**Task goal**
Copy out the lines that include the word "divina".
## BEGIN Data provided
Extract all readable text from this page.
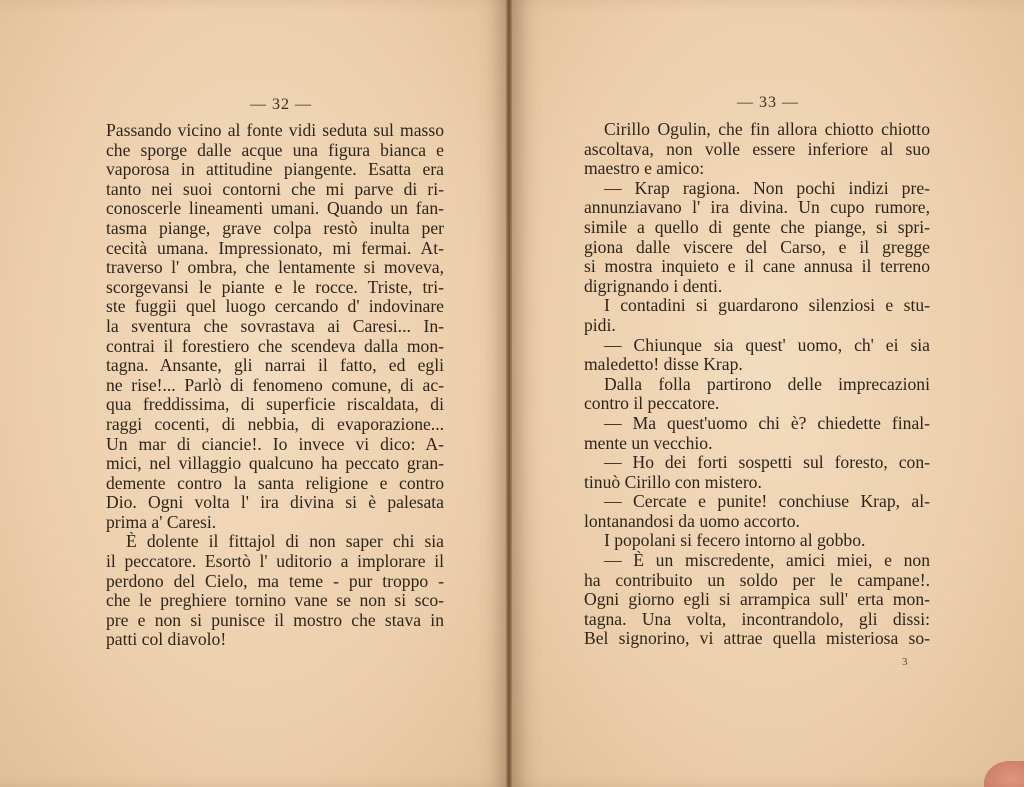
— 32 —
Passando vicino al fonte vidi seduta sul masso
che sporge dalle acque una figura bianca e
vaporosa in attitudine piangente. Esatta era
tanto nei suoi contorni che mi parve di ri-
conoscerle lineamenti umani. Quando un fan-
tasma piange, grave colpa restò inulta per
cecità umana. Impressionato, mi fermai. At-
traverso l' ombra, che lentamente si moveva,
scorgevansi le piante e le rocce. Triste, tri-
ste fuggii quel luogo cercando d' indovinare
la sventura che sovrastava ai Caresi... In-
contrai il forestiero che scendeva dalla mon-
tagna. Ansante, gli narrai il fatto, ed egli
ne rise!... Parlò di fenomeno comune, di ac-
qua freddissima, di superficie riscaldata, di
raggi cocenti, di nebbia, di evaporazione...
Un mar di ciancie!. Io invece vi dico: A-
mici, nel villaggio qualcuno ha peccato gran-
demente contro la santa religione e contro
Dio. Ogni volta l' ira divina si è palesata
prima a' Caresi.
È dolente il fittajol di non saper chi sia
il peccatore. Esortò l' uditorio a implorare il
perdono del Cielo, ma teme - pur troppo -
che le preghiere tornino vane se non si sco-
pre e non si punisce il mostro che stava in
patti col diavolo!
— 33 —
Cirillo Ogulin, che fin allora chiotto chiotto
ascoltava, non volle essere inferiore al suo
maestro e amico:
— Krap ragiona. Non pochi indizi pre-
annunziavano l' ira divina. Un cupo rumore,
simile a quello di gente che piange, si spri-
giona dalle viscere del Carso, e il gregge
si mostra inquieto e il cane annusa il terreno
digrignando i denti.
I contadini si guardarono silenziosi e stu-
pidi.
— Chiunque sia quest' uomo, ch' ei sia
maledetto! disse Krap.
Dalla folla partirono delle imprecazioni
contro il peccatore.
— Ma quest'uomo chi è? chiedette final-
mente un vecchio.
— Ho dei forti sospetti sul foresto, con-
tinuò Cirillo con mistero.
— Cercate e punite! conchiuse Krap, al-
lontanandosi da uomo accorto.
I popolani si fecero intorno al gobbo.
— È un miscredente, amici miei, e non
ha contribuito un soldo per le campane!.
Ogni giorno egli si arrampica sull' erta mon-
tagna. Una volta, incontrandolo, gli dissi:
Bel signorino, vi attrae quella misteriosa so-
3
## END Data provided
**Task result**
Dio. Ogni volta l' ira divina si è palesata
annunziavano l' ira divina. Un cupo rumore,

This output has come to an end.